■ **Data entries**
◇ ◇ ◇
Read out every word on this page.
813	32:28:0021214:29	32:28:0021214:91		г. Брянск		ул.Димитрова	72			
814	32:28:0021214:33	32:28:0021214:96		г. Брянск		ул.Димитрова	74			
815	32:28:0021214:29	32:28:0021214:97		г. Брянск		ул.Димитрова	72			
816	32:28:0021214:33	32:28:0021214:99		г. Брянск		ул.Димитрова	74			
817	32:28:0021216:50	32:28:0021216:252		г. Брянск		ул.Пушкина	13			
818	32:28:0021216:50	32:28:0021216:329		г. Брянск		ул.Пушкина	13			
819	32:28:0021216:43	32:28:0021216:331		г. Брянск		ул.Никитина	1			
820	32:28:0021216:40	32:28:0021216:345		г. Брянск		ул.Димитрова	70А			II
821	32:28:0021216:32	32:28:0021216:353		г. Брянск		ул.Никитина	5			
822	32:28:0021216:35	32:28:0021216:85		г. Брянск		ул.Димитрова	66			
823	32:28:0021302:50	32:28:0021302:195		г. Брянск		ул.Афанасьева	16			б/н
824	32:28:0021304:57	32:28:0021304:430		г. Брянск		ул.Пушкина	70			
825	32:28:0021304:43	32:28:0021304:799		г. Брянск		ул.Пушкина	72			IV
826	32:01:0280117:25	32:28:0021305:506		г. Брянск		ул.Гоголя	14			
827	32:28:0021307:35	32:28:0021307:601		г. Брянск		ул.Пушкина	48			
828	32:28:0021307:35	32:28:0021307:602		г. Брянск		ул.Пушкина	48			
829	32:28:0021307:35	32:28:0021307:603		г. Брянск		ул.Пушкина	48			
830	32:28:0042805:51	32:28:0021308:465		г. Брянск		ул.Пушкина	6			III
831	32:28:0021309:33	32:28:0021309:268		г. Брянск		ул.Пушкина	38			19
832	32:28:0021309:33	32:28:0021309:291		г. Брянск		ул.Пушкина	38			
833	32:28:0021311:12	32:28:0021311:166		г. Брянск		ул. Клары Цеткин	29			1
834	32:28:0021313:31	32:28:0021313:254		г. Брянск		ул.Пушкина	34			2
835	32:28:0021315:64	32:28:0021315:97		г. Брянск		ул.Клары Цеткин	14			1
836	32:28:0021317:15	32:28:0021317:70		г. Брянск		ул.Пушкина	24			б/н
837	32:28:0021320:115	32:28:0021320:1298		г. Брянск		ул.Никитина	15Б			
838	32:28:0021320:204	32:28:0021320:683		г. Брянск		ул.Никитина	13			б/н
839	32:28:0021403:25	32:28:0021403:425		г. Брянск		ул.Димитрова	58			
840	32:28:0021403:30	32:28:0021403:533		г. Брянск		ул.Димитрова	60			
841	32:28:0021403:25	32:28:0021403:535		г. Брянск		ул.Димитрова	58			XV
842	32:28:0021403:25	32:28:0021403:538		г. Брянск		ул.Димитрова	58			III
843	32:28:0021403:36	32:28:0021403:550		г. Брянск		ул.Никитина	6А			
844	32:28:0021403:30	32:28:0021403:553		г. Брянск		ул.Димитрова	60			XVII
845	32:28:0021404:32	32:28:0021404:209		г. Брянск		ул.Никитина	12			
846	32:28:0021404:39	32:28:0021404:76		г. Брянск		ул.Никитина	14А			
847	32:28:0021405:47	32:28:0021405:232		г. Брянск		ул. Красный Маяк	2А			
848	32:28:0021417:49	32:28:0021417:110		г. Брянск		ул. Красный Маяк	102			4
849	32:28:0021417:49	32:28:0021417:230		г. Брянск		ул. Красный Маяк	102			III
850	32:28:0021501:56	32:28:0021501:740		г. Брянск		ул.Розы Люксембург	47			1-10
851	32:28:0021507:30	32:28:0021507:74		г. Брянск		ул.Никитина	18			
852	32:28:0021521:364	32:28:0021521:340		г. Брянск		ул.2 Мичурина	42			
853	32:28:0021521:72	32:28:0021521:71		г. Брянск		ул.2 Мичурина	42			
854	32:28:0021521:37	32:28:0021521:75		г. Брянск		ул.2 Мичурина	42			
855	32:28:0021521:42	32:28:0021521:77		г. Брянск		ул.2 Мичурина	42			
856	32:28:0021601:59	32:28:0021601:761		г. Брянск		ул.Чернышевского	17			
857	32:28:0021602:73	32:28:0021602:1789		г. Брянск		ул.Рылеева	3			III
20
◇ ◇ ◇
■ **SHORT EXERCISE**
Write out every entry again exactly, please, with nothing missing.

■ **RESULT FOR THIS EXERCISE**
Read out every word on this page.
813	32:28:0021214:29	32:28:0021214:91		г. Брянск		ул.Димитрова	72			
814	32:28:0021214:33	32:28:0021214:96		г. Брянск		ул.Димитрова	74			
815	32:28:0021214:29	32:28:0021214:97		г. Брянск		ул.Димитрова	72			
816	32:28:0021214:33	32:28:0021214:99		г. Брянск		ул.Димитрова	74			
817	32:28:0021216:50	32:28:0021216:252		г. Брянск		ул.Пушкина	13			
818	32:28:0021216:50	32:28:0021216:329		г. Брянск		ул.Пушкина	13			
819	32:28:0021216:43	32:28:0021216:331		г. Брянск		ул.Никитина	1			
820	32:28:0021216:40	32:28:0021216:345		г. Брянск		ул.Димитрова	70А			II
821	32:28:0021216:32	32:28:0021216:353		г. Брянск		ул.Никитина	5			
822	32:28:0021216:35	32:28:0021216:85		г. Брянск		ул.Димитрова	66			
823	32:28:0021302:50	32:28:0021302:195		г. Брянск		ул.Афанасьева	16			б/н
824	32:28:0021304:57	32:28:0021304:430		г. Брянск		ул.Пушкина	70			
825	32:28:0021304:43	32:28:0021304:799		г. Брянск		ул.Пушкина	72			IV
826	32:01:0280117:25	32:28:0021305:506		г. Брянск		ул.Гоголя	14			
827	32:28:0021307:35	32:28:0021307:601		г. Брянск		ул.Пушкина	48			
828	32:28:0021307:35	32:28:0021307:602		г. Брянск		ул.Пушкина	48			
829	32:28:0021307:35	32:28:0021307:603		г. Брянск		ул.Пушкина	48			
830	32:28:0042805:51	32:28:0021308:465		г. Брянск		ул.Пушкина	6			III
831	32:28:0021309:33	32:28:0021309:268		г. Брянск		ул.Пушкина	38			19
832	32:28:0021309:33	32:28:0021309:291		г. Брянск		ул.Пушкина	38			
833	32:28:0021311:12	32:28:0021311:166		г. Брянск		ул. Клары Цеткин	29			1
834	32:28:0021313:31	32:28:0021313:254		г. Брянск		ул.Пушкина	34			2
835	32:28:0021315:64	32:28:0021315:97		г. Брянск		ул.Клары Цеткин	14			1
836	32:28:0021317:15	32:28:0021317:70		г. Брянск		ул.Пушкина	24			б/н
837	32:28:0021320:115	32:28:0021320:1298		г. Брянск		ул.Никитина	15Б			
838	32:28:0021320:204	32:28:0021320:683		г. Брянск		ул.Никитина	13			б/н
839	32:28:0021403:25	32:28:0021403:425		г. Брянск		ул.Димитрова	58			
840	32:28:0021403:30	32:28:0021403:533		г. Брянск		ул.Димитрова	60			
841	32:28:0021403:25	32:28:0021403:535		г. Брянск		ул.Димитрова	58			XV
842	32:28:0021403:25	32:28:0021403:538		г. Брянск		ул.Димитрова	58			III
843	32:28:0021403:36	32:28:0021403:550		г. Брянск		ул.Никитина	6А			
844	32:28:0021403:30	32:28:0021403:553		г. Брянск		ул.Димитрова	60			XVII
845	32:28:0021404:32	32:28:0021404:209		г. Брянск		ул.Никитина	12			
846	32:28:0021404:39	32:28:0021404:76		г. Брянск		ул.Никитина	14А			
847	32:28:0021405:47	32:28:0021405:232		г. Брянск		ул. Красный Маяк	2А			
848	32:28:0021417:49	32:28:0021417:110		г. Брянск		ул. Красный Маяк	102			4
849	32:28:0021417:49	32:28:0021417:230		г. Брянск		ул. Красный Маяк	102			III
850	32:28:0021501:56	32:28:0021501:740		г. Брянск		ул.Розы Люксембург	47			1-10
851	32:28:0021507:30	32:28:0021507:74		г. Брянск		ул.Никитина	18			
852	32:28:0021521:364	32:28:0021521:340		г. Брянск		ул.2 Мичурина	42			
853	32:28:0021521:72	32:28:0021521:71		г. Брянск		ул.2 Мичурина	42			
854	32:28:0021521:37	32:28:0021521:75		г. Брянск		ул.2 Мичурина	42			
855	32:28:0021521:42	32:28:0021521:77		г. Брянск		ул.2 Мичурина	42			
856	32:28:0021601:59	32:28:0021601:761		г. Брянск		ул.Чернышевского	17			
857	32:28:0021602:73	32:28:0021602:1789		г. Брянск		ул.Рылеева	3			III
20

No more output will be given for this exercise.